──────── EXERCISE INPUTS
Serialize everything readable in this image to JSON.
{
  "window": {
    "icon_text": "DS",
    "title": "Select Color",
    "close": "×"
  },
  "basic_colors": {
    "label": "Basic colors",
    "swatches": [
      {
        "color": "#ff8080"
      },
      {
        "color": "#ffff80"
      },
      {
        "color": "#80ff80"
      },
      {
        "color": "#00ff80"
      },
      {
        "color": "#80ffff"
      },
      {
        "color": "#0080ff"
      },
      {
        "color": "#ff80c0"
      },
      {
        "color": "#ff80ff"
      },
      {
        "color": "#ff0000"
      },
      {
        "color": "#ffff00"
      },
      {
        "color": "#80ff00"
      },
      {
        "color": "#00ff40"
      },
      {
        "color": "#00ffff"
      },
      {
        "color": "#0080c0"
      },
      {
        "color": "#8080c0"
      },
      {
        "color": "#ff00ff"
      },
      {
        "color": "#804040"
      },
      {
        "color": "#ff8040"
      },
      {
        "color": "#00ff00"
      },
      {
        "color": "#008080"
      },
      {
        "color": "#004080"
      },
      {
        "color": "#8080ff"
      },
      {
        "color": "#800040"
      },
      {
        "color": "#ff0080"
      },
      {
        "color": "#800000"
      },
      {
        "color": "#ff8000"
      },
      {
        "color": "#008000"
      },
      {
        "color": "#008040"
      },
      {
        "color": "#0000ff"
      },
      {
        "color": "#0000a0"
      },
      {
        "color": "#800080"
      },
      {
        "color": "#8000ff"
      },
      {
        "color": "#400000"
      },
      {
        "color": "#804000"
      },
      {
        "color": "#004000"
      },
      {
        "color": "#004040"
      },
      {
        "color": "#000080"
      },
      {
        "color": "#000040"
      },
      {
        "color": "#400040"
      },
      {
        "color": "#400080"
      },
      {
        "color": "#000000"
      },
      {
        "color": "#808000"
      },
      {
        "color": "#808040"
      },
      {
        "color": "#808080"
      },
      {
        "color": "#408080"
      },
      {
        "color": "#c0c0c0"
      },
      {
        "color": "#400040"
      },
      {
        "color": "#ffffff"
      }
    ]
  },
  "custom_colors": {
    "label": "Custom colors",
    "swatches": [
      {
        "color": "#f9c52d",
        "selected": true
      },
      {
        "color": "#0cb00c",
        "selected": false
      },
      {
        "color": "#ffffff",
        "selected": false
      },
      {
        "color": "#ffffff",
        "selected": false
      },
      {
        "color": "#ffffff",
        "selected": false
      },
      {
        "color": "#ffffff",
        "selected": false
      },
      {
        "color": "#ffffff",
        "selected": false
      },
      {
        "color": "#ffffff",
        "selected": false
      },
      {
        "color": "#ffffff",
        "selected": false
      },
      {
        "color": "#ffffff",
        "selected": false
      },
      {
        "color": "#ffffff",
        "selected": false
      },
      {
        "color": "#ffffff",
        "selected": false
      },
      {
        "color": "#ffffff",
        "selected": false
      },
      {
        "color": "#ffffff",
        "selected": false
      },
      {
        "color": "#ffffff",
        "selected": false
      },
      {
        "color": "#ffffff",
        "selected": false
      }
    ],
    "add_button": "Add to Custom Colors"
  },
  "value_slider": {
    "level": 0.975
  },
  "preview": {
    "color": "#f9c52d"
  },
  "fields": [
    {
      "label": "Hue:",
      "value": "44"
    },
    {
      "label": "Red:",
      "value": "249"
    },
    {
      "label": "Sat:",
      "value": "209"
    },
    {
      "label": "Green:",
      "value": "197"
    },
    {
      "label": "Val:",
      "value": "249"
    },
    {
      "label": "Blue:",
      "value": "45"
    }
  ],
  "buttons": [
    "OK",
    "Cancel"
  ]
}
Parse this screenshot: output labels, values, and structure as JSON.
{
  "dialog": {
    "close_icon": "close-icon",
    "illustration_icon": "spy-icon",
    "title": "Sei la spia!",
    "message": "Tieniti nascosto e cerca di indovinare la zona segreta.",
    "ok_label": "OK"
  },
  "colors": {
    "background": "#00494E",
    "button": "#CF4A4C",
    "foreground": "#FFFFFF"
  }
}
────────────────
WHAT YOU HAVE TO DO = From the material, report only how many lines include the word "this".

RESPONSE TO THE TASK = 2